> **Task to complete**: All of the material should be reproduced exactly, with pictures left out.

> **Data extracted from a collection**:

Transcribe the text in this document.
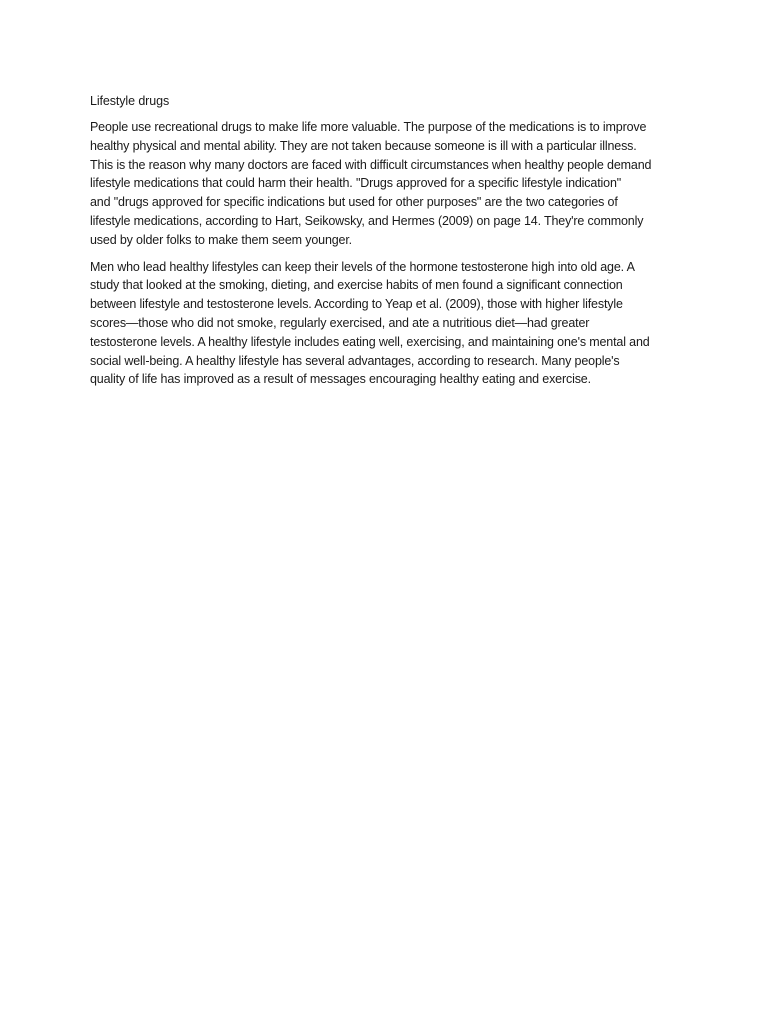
Lifestyle drugs

People use recreational drugs to make life more valuable. The purpose of the medications is to improve
healthy physical and mental ability. They are not taken because someone is ill with a particular illness.
This is the reason why many doctors are faced with difficult circumstances when healthy people demand
lifestyle medications that could harm their health. "Drugs approved for a specific lifestyle indication"
and "drugs approved for specific indications but used for other purposes" are the two categories of
lifestyle medications, according to Hart, Seikowsky, and Hermes (2009) on page 14. They're commonly
used by older folks to make them seem younger.

Men who lead healthy lifestyles can keep their levels of the hormone testosterone high into old age. A
study that looked at the smoking, dieting, and exercise habits of men found a significant connection
between lifestyle and testosterone levels. According to Yeap et al. (2009), those with higher lifestyle
scores—those who did not smoke, regularly exercised, and ate a nutritious diet—had greater
testosterone levels. A healthy lifestyle includes eating well, exercising, and maintaining one's mental and
social well-being. A healthy lifestyle has several advantages, according to research. Many people's
quality of life has improved as a result of messages encouraging healthy eating and exercise.
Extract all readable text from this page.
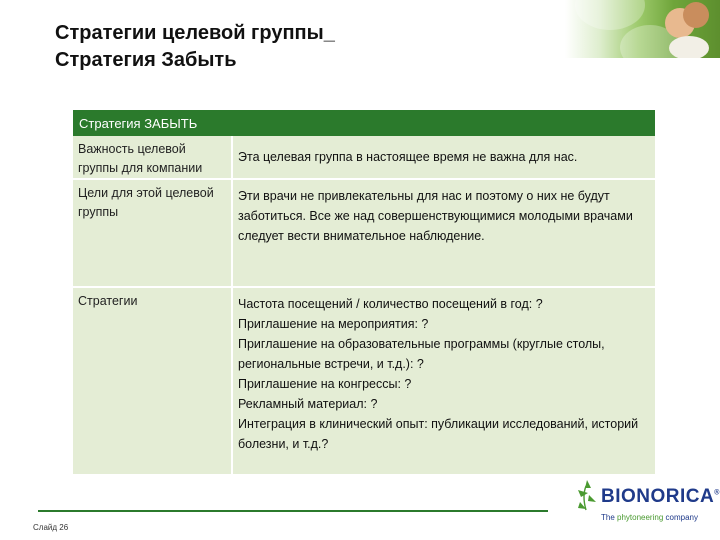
Стратегии целевой группы_
Стратегия Забыть
Стратегия ЗАБЫТЬ
Важность целевой группы для компании
Эта целевая группа в настоящее время не важна для нас.
Цели для этой целевой группы
Эти врачи не привлекательны для нас и поэтому о них не будут заботиться. Все же над совершенствующимися молодыми врачами следует вести внимательное наблюдение.
Стратегии	Частота посещений / количество посещений в год: ?
Приглашение на мероприятия: ?
Приглашение на образовательные программы (круглые столы, региональные встречи, и т.д.): ?
Приглашение на конгрессы: ?
Рекламный материал: ?
Интеграция в клинический опыт: публикации исследований, историй болезни, и т.д.?
Слайд 26
BIONORICA®
The phytoneering company
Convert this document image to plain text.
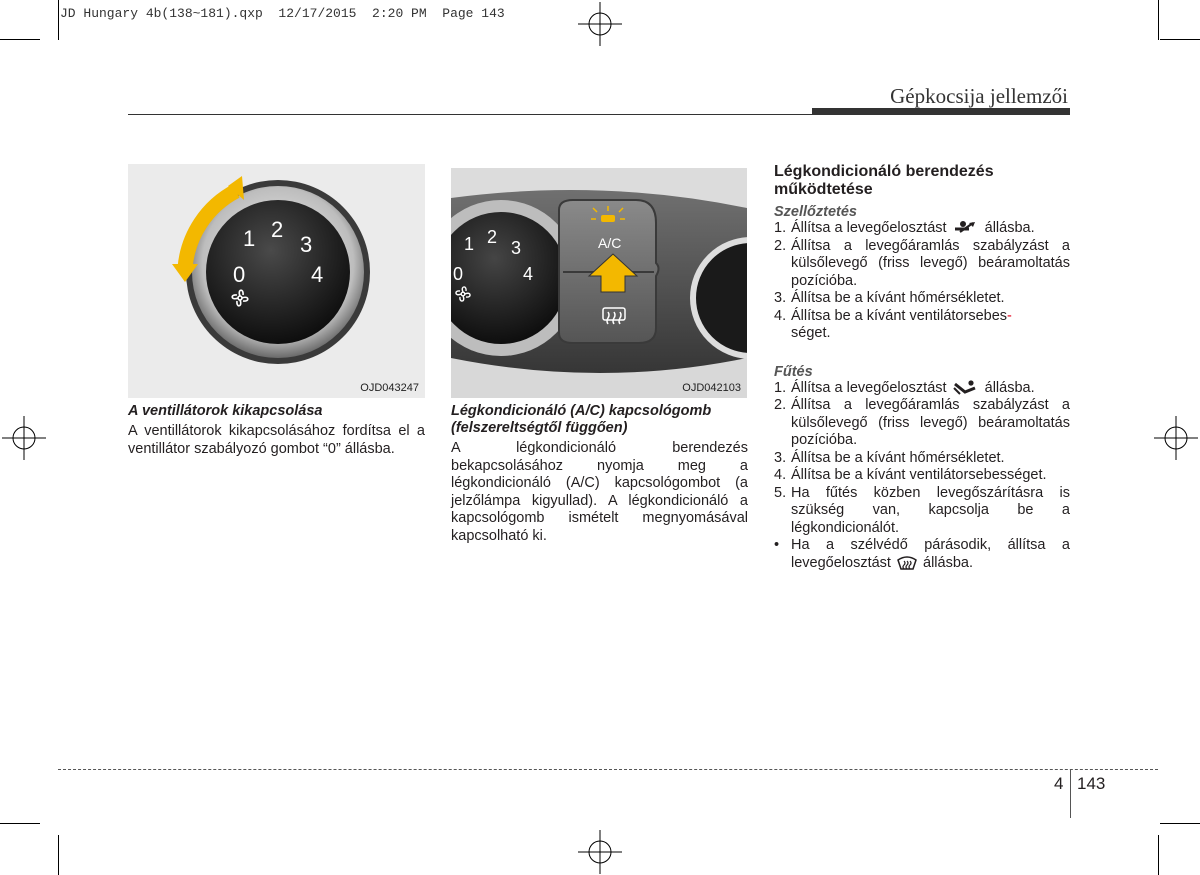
JD Hungary 4b(138~181).qxp  12/17/2015  2:20 PM  Page 143
Gépkocsija jellemzői
0
1 2
3
4
OJD043247
A/C
0
1 2
3
4
OJD042103
A ventillátorok kikapcsolása
A ventillátorok kikapcsolásához fordítsa el a ventillátor szabályozó gombot “0” állásba.
Légkondicionáló (A/C) kapcsológomb (felszereltségtől függően)
A légkondicionáló berendezés bekapcsolásához nyomja meg a légkondicionáló (A/C) kapcsológombot (a jelzőlámpa kigyullad). A légkondicionáló a kapcsológomb ismételt megnyomásával kapcsolható ki.
Légkondicionáló berendezés működtetése
Szellőztetés
1. Állítsa a levegőelosztást	állásba.
2. Állítsa a levegőáramlás szabályzást a külsőlevegő (friss levegő) beáramoltatás pozícióba.
3. Állítsa be a kívánt hőmérsékletet.
4. Állítsa be a kívánt ventilátorsebes-
séget.
Fűtés
1. Állítsa a levegőelosztást	állásba.
2. Állítsa a levegőáramlás szabályzást a külsőlevegő (friss levegő) beáramoltatás pozícióba.
3. Állítsa be a kívánt hőmérsékletet.
4. Állítsa be a kívánt ventilátorsebességet.
5. Ha fűtés közben levegőszárításra is szükség van, kapcsolja be a légkondicionálót.
• Ha a szélvédő párásodik, állítsa a levegőelosztást állásba.
4 143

> **Right answer**:
Transcribe the text in this document.
Lifestyle drugs

People use recreational drugs to make life more valuable. The purpose of the medications is to improve
healthy physical and mental ability. They are not taken because someone is ill with a particular illness.
This is the reason why many doctors are faced with difficult circumstances when healthy people demand
lifestyle medications that could harm their health. "Drugs approved for a specific lifestyle indication"
and "drugs approved for specific indications but used for other purposes" are the two categories of
lifestyle medications, according to Hart, Seikowsky, and Hermes (2009) on page 14. They're commonly
used by older folks to make them seem younger.

Men who lead healthy lifestyles can keep their levels of the hormone testosterone high into old age. A
study that looked at the smoking, dieting, and exercise habits of men found a significant connection
between lifestyle and testosterone levels. According to Yeap et al. (2009), those with higher lifestyle
scores—those who did not smoke, regularly exercised, and ate a nutritious diet—had greater
testosterone levels. A healthy lifestyle includes eating well, exercising, and maintaining one's mental and
social well-being. A healthy lifestyle has several advantages, according to research. Many people's
quality of life has improved as a result of messages encouraging healthy eating and exercise.
Extract all readable text from this page.
Стратегии целевой группы_
Стратегия Забыть
Стратегия ЗАБЫТЬ
Важность целевой группы для компании
Эта целевая группа в настоящее время не важна для нас.
Цели для этой целевой группы
Эти врачи не привлекательны для нас и поэтому о них не будут заботиться. Все же над совершенствующимися молодыми врачами следует вести внимательное наблюдение.
Стратегии	Частота посещений / количество посещений в год: ?
Приглашение на мероприятия: ?
Приглашение на образовательные программы (круглые столы, региональные встречи, и т.д.): ?
Приглашение на конгрессы: ?
Рекламный материал: ?
Интеграция в клинический опыт: публикации исследований, историй болезни, и т.д.?
Слайд 26
BIONORICA®
The phytoneering company
Convert this document image to plain text.
JD Hungary 4b(138~181).qxp  12/17/2015  2:20 PM  Page 143
Gépkocsija jellemzői
0
1 2
3
4
OJD043247
A/C
0
1 2
3
4
OJD042103
A ventillátorok kikapcsolása
A ventillátorok kikapcsolásához fordítsa el a ventillátor szabályozó gombot “0” állásba.
Légkondicionáló (A/C) kapcsológomb (felszereltségtől függően)
A légkondicionáló berendezés bekapcsolásához nyomja meg a légkondicionáló (A/C) kapcsológombot (a jelzőlámpa kigyullad). A légkondicionáló a kapcsológomb ismételt megnyomásával kapcsolható ki.
Légkondicionáló berendezés működtetése
Szellőztetés
1. Állítsa a levegőelosztást	állásba.
2. Állítsa a levegőáramlás szabályzást a külsőlevegő (friss levegő) beáramoltatás pozícióba.
3. Állítsa be a kívánt hőmérsékletet.
4. Állítsa be a kívánt ventilátorsebes-
séget.
Fűtés
1. Állítsa a levegőelosztást	állásba.
2. Állítsa a levegőáramlás szabályzást a külsőlevegő (friss levegő) beáramoltatás pozícióba.
3. Állítsa be a kívánt hőmérsékletet.
4. Állítsa be a kívánt ventilátorsebességet.
5. Ha fűtés közben levegőszárításra is szükség van, kapcsolja be a légkondicionálót.
• Ha a szélvédő párásodik, állítsa a levegőelosztást állásba.
4 143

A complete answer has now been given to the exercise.